━━━ Task data ━━━

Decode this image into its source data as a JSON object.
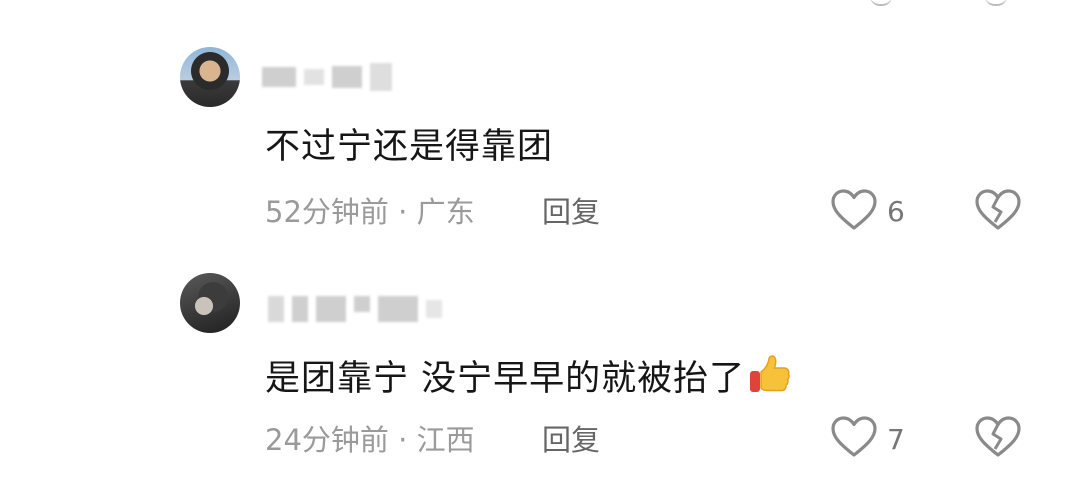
{
  "comments": [
    {
      "text": "不过宁还是得靠团",
      "time": "52分钟前",
      "sep": " · ",
      "location": "广东",
      "reply_label": "回复",
      "likes": "6"
    },
    {
      "text": "是团靠宁 没宁早早的就被抬了",
      "emoji": "thumbs-up-icon",
      "time": "24分钟前",
      "sep": " · ",
      "location": "江西",
      "reply_label": "回复",
      "likes": "7"
    }
  ],
  "colors": {
    "text": "#161616",
    "meta": "#9a9a9a",
    "reply": "#666666",
    "icon": "#8a8a8a"
  }
}
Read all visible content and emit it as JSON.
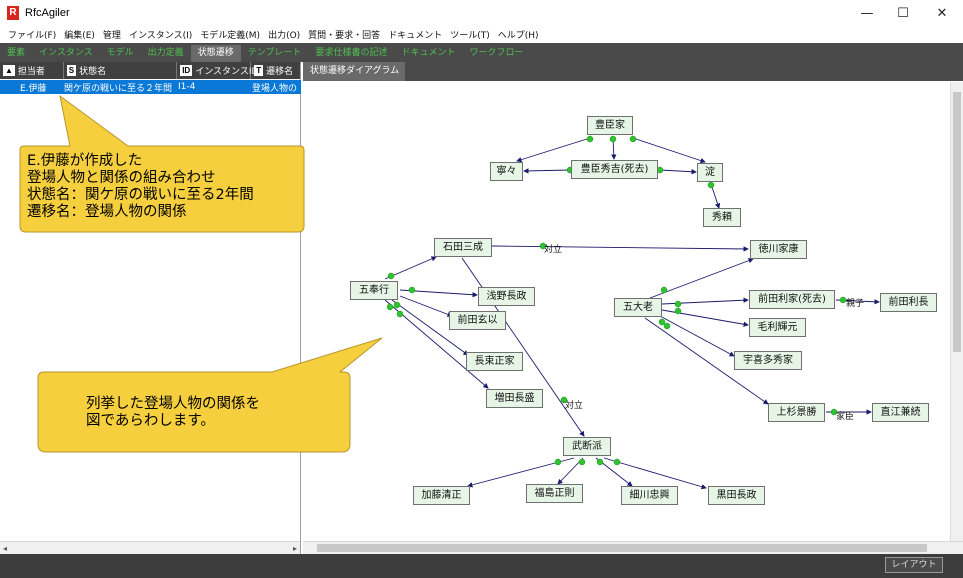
{
  "window": {
    "app_icon": "R",
    "title": "RfcAgiler",
    "minimize": "—",
    "maximize": "☐",
    "close": "✕"
  },
  "menu": [
    "ファイル(F)",
    "編集(E)",
    "管理",
    "インスタンス(I)",
    "モデル定義(M)",
    "出力(O)",
    "質問・要求・回答",
    "ドキュメント",
    "ツール(T)",
    "ヘルプ(H)"
  ],
  "toolbar": {
    "tabs": [
      "要素",
      "インスタンス",
      "モデル",
      "出力定義",
      "状態遷移",
      "テンプレート",
      "要求仕様書の記述",
      "ドキュメント",
      "ワークフロー"
    ],
    "active": "状態遷移"
  },
  "left_list": {
    "columns": [
      {
        "icon": "person-icon",
        "glyph": "▲",
        "label": "担当者"
      },
      {
        "icon": "state-icon",
        "glyph": "S",
        "label": "状態名"
      },
      {
        "icon": "id-icon",
        "glyph": "ID",
        "label": "インスタンスID"
      },
      {
        "icon": "transition-icon",
        "glyph": "T",
        "label": "遷移名"
      }
    ],
    "row": {
      "person": "E.伊藤",
      "state": "関ケ原の戦いに至る２年間",
      "id": "I1-4",
      "transition": "登場人物の"
    }
  },
  "callouts": {
    "top": "E.伊藤が作成した\n登場人物と関係の組み合わせ\n状態名：関ケ原の戦いに至る2年間\n遷移名：登場人物の関係",
    "bottom": "列挙した登場人物の関係を\n図であらわします。"
  },
  "diagram": {
    "tab_label": "状態遷移ダイアグラム",
    "nodes": {
      "toyotomi": "豊臣家",
      "nene": "寧々",
      "hideyoshi": "豊臣秀吉(死去)",
      "yodo": "淀",
      "hideyori": "秀頼",
      "ishida": "石田三成",
      "tokugawa": "徳川家康",
      "gobugyo": "五奉行",
      "asano": "浅野長政",
      "maeda_g": "前田玄以",
      "natsuka": "長束正家",
      "mashita": "増田長盛",
      "gotairo": "五大老",
      "maeda_t": "前田利家(死去)",
      "maeda_n": "前田利長",
      "mori": "毛利輝元",
      "ukita": "宇喜多秀家",
      "uesugi": "上杉景勝",
      "naoe": "直江兼続",
      "budan": "武断派",
      "kato": "加藤清正",
      "fukushima": "福島正則",
      "hosokawa": "細川忠興",
      "kuroda": "黒田長政"
    },
    "edge_labels": {
      "taiketsu1": "対立",
      "taiketsu2": "対立",
      "oyako": "親子",
      "kashin": "家臣"
    }
  },
  "statusbar": {
    "layout_button": "レイアウト"
  },
  "colors": {
    "accent_tab": "#4fc24f",
    "selection": "#0a78d7",
    "node_fill": "#e6f5e6",
    "callout_fill": "#f6cf3f",
    "edge_color": "#1a1a6e",
    "dot_color": "#2fc42f"
  }
}
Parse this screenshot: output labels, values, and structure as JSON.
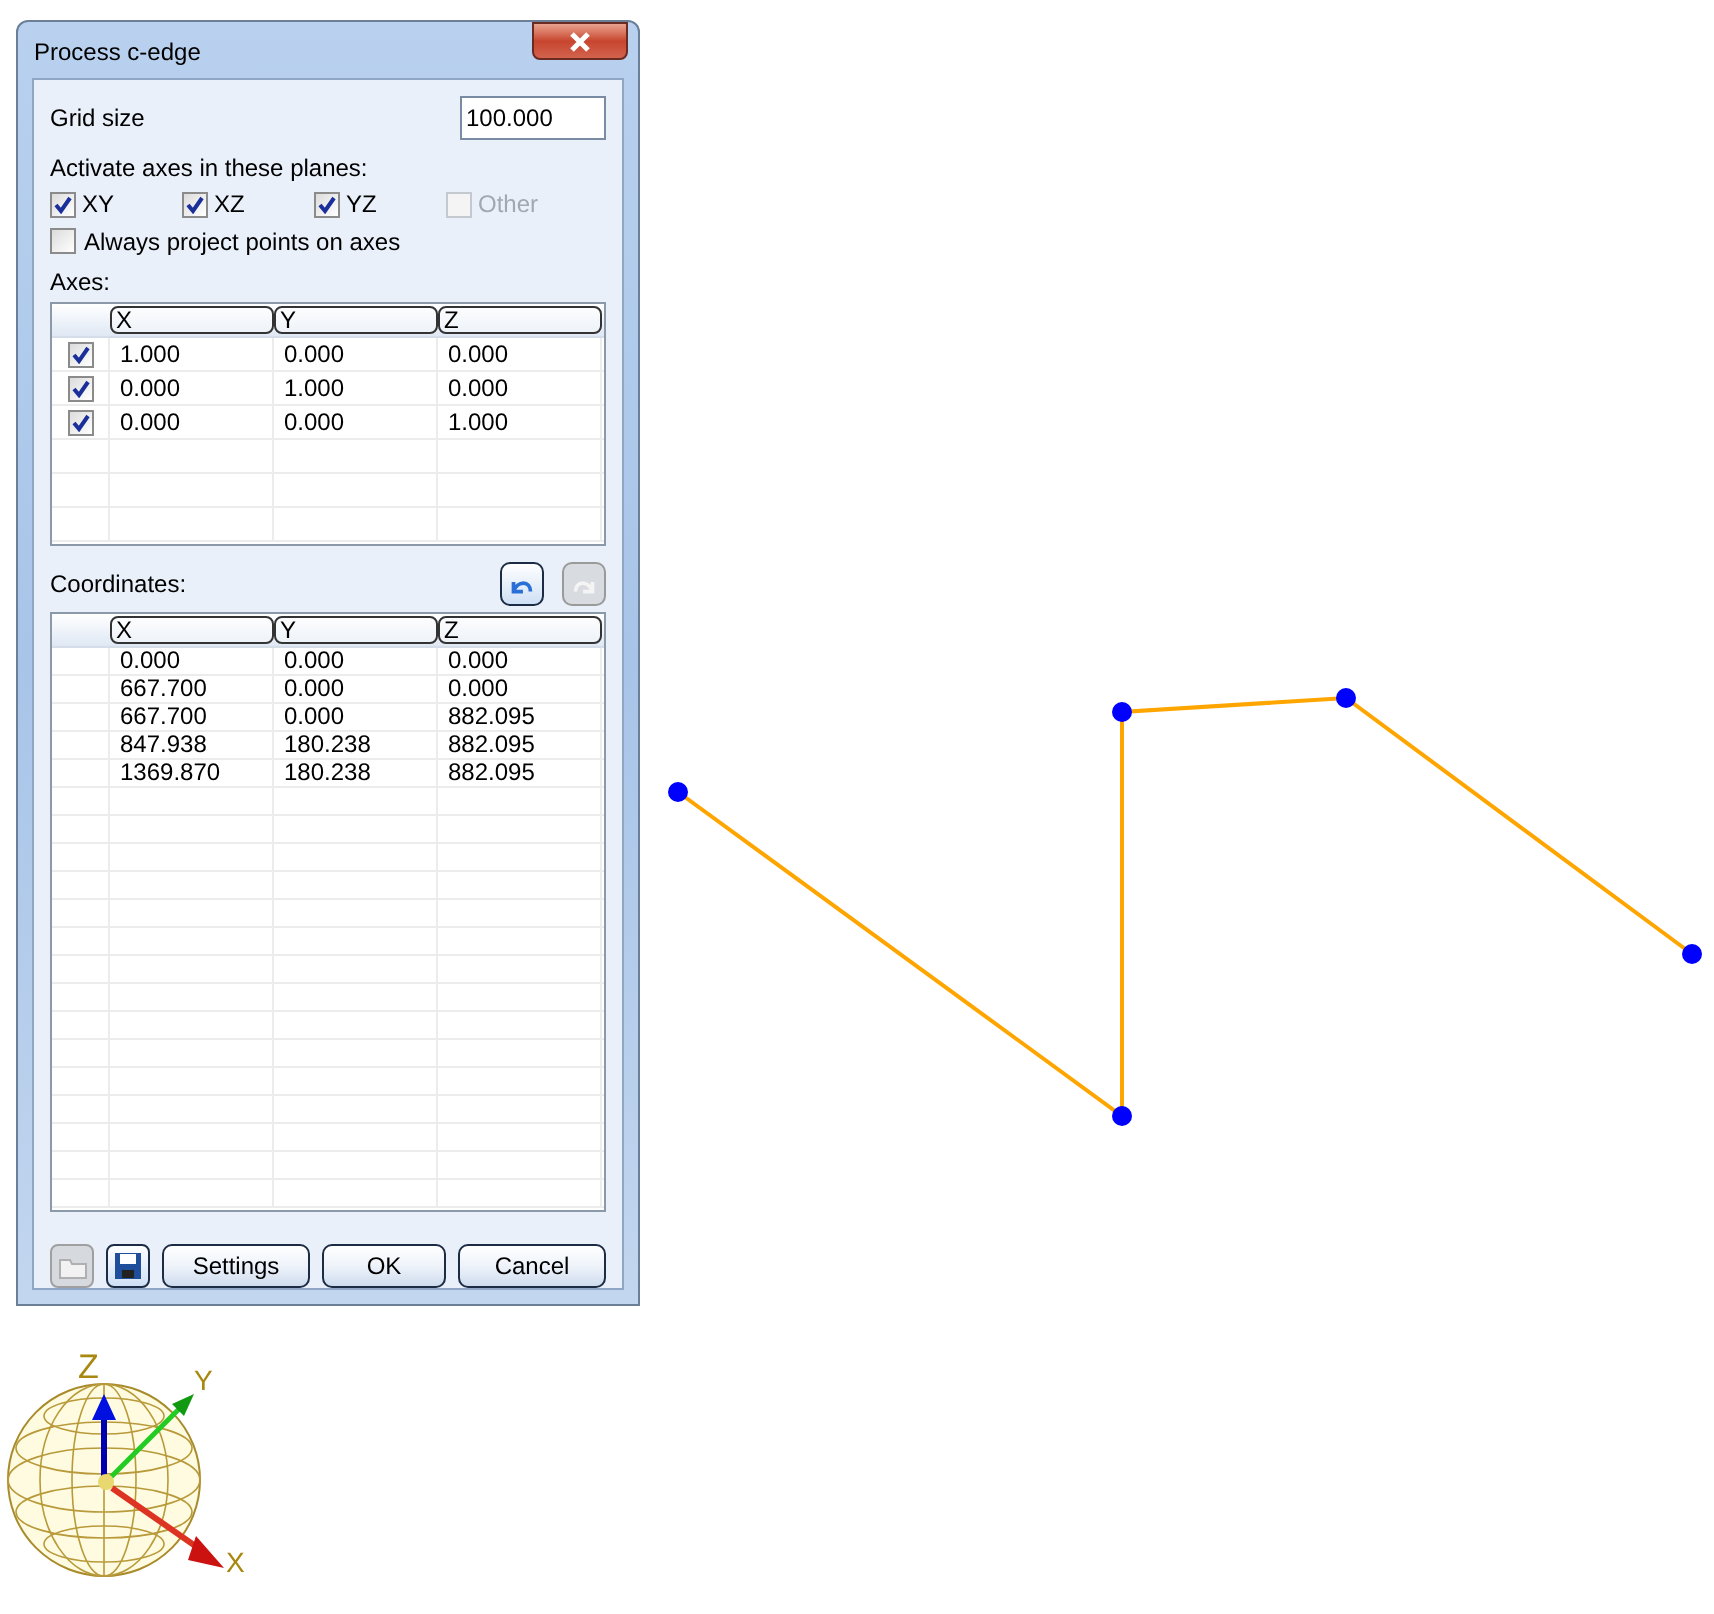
{
  "window": {
    "title": "Process c-edge"
  },
  "grid_size": {
    "label": "Grid size",
    "value": "100.000"
  },
  "planes": {
    "label": "Activate axes in these planes:",
    "items": [
      {
        "label": "XY",
        "checked": true,
        "disabled": false
      },
      {
        "label": "XZ",
        "checked": true,
        "disabled": false
      },
      {
        "label": "YZ",
        "checked": true,
        "disabled": false
      },
      {
        "label": "Other",
        "checked": false,
        "disabled": true
      }
    ]
  },
  "always_project": {
    "label": "Always project points on axes",
    "checked": false
  },
  "axes": {
    "label": "Axes:",
    "columns": [
      "X",
      "Y",
      "Z"
    ],
    "rows": [
      {
        "checked": true,
        "cells": [
          "1.000",
          "0.000",
          "0.000"
        ]
      },
      {
        "checked": true,
        "cells": [
          "0.000",
          "1.000",
          "0.000"
        ]
      },
      {
        "checked": true,
        "cells": [
          "0.000",
          "0.000",
          "1.000"
        ]
      }
    ]
  },
  "coordinates": {
    "label": "Coordinates:",
    "tools": [
      {
        "kind": "undo",
        "disabled": false
      },
      {
        "kind": "redo",
        "disabled": true
      }
    ],
    "columns": [
      "X",
      "Y",
      "Z"
    ],
    "rows": [
      [
        "0.000",
        "0.000",
        "0.000"
      ],
      [
        "667.700",
        "0.000",
        "0.000"
      ],
      [
        "667.700",
        "0.000",
        "882.095"
      ],
      [
        "847.938",
        "180.238",
        "882.095"
      ],
      [
        "1369.870",
        "180.238",
        "882.095"
      ]
    ]
  },
  "icon_buttons": [
    {
      "kind": "open",
      "disabled": true
    },
    {
      "kind": "save",
      "disabled": false
    }
  ],
  "buttons": [
    "Settings",
    "OK",
    "Cancel"
  ],
  "gizmo": {
    "labels": [
      "Z",
      "Y",
      "X"
    ]
  }
}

━━━

*Written problem*
Quote the preceding records in their entirety, excluding every picture.

*Worked answer*
Decode this image into its source data as a JSON object.
{
  "comments": [
    {
      "text": "不过宁还是得靠团",
      "time": "52分钟前",
      "sep": " · ",
      "location": "广东",
      "reply_label": "回复",
      "likes": "6"
    },
    {
      "text": "是团靠宁 没宁早早的就被抬了",
      "emoji": "thumbs-up-icon",
      "time": "24分钟前",
      "sep": " · ",
      "location": "江西",
      "reply_label": "回复",
      "likes": "7"
    }
  ],
  "colors": {
    "text": "#161616",
    "meta": "#9a9a9a",
    "reply": "#666666",
    "icon": "#8a8a8a"
  }
}
Read all visible content and emit it as JSON.
{
  "window": {
    "app_icon": "R",
    "title": "RfcAgiler",
    "minimize": "—",
    "maximize": "☐",
    "close": "✕"
  },
  "menu": [
    "ファイル(F)",
    "編集(E)",
    "管理",
    "インスタンス(I)",
    "モデル定義(M)",
    "出力(O)",
    "質問・要求・回答",
    "ドキュメント",
    "ツール(T)",
    "ヘルプ(H)"
  ],
  "toolbar": {
    "tabs": [
      "要素",
      "インスタンス",
      "モデル",
      "出力定義",
      "状態遷移",
      "テンプレート",
      "要求仕様書の記述",
      "ドキュメント",
      "ワークフロー"
    ],
    "active": "状態遷移"
  },
  "left_list": {
    "columns": [
      {
        "icon": "person-icon",
        "glyph": "▲",
        "label": "担当者"
      },
      {
        "icon": "state-icon",
        "glyph": "S",
        "label": "状態名"
      },
      {
        "icon": "id-icon",
        "glyph": "ID",
        "label": "インスタンスID"
      },
      {
        "icon": "transition-icon",
        "glyph": "T",
        "label": "遷移名"
      }
    ],
    "row": {
      "person": "E.伊藤",
      "state": "関ケ原の戦いに至る２年間",
      "id": "I1-4",
      "transition": "登場人物の"
    }
  },
  "callouts": {
    "top": "E.伊藤が作成した\n登場人物と関係の組み合わせ\n状態名：関ケ原の戦いに至る2年間\n遷移名：登場人物の関係",
    "bottom": "列挙した登場人物の関係を\n図であらわします。"
  },
  "diagram": {
    "tab_label": "状態遷移ダイアグラム",
    "nodes": {
      "toyotomi": "豊臣家",
      "nene": "寧々",
      "hideyoshi": "豊臣秀吉(死去)",
      "yodo": "淀",
      "hideyori": "秀頼",
      "ishida": "石田三成",
      "tokugawa": "徳川家康",
      "gobugyo": "五奉行",
      "asano": "浅野長政",
      "maeda_g": "前田玄以",
      "natsuka": "長束正家",
      "mashita": "増田長盛",
      "gotairo": "五大老",
      "maeda_t": "前田利家(死去)",
      "maeda_n": "前田利長",
      "mori": "毛利輝元",
      "ukita": "宇喜多秀家",
      "uesugi": "上杉景勝",
      "naoe": "直江兼続",
      "budan": "武断派",
      "kato": "加藤清正",
      "fukushima": "福島正則",
      "hosokawa": "細川忠興",
      "kuroda": "黒田長政"
    },
    "edge_labels": {
      "taiketsu1": "対立",
      "taiketsu2": "対立",
      "oyako": "親子",
      "kashin": "家臣"
    }
  },
  "statusbar": {
    "layout_button": "レイアウト"
  },
  "colors": {
    "accent_tab": "#4fc24f",
    "selection": "#0a78d7",
    "node_fill": "#e6f5e6",
    "callout_fill": "#f6cf3f",
    "edge_color": "#1a1a6e",
    "dot_color": "#2fc42f"
  }
}
Parse this screenshot: output labels, values, and structure as JSON.
{
  "window": {
    "title": "Process c-edge"
  },
  "grid_size": {
    "label": "Grid size",
    "value": "100.000"
  },
  "planes": {
    "label": "Activate axes in these planes:",
    "items": [
      {
        "label": "XY",
        "checked": true,
        "disabled": false
      },
      {
        "label": "XZ",
        "checked": true,
        "disabled": false
      },
      {
        "label": "YZ",
        "checked": true,
        "disabled": false
      },
      {
        "label": "Other",
        "checked": false,
        "disabled": true
      }
    ]
  },
  "always_project": {
    "label": "Always project points on axes",
    "checked": false
  },
  "axes": {
    "label": "Axes:",
    "columns": [
      "X",
      "Y",
      "Z"
    ],
    "rows": [
      {
        "checked": true,
        "cells": [
          "1.000",
          "0.000",
          "0.000"
        ]
      },
      {
        "checked": true,
        "cells": [
          "0.000",
          "1.000",
          "0.000"
        ]
      },
      {
        "checked": true,
        "cells": [
          "0.000",
          "0.000",
          "1.000"
        ]
      }
    ]
  },
  "coordinates": {
    "label": "Coordinates:",
    "tools": [
      {
        "kind": "undo",
        "disabled": false
      },
      {
        "kind": "redo",
        "disabled": true
      }
    ],
    "columns": [
      "X",
      "Y",
      "Z"
    ],
    "rows": [
      [
        "0.000",
        "0.000",
        "0.000"
      ],
      [
        "667.700",
        "0.000",
        "0.000"
      ],
      [
        "667.700",
        "0.000",
        "882.095"
      ],
      [
        "847.938",
        "180.238",
        "882.095"
      ],
      [
        "1369.870",
        "180.238",
        "882.095"
      ]
    ]
  },
  "icon_buttons": [
    {
      "kind": "open",
      "disabled": true
    },
    {
      "kind": "save",
      "disabled": false
    }
  ],
  "buttons": [
    "Settings",
    "OK",
    "Cancel"
  ],
  "gizmo": {
    "labels": [
      "Z",
      "Y",
      "X"
    ]
  }
}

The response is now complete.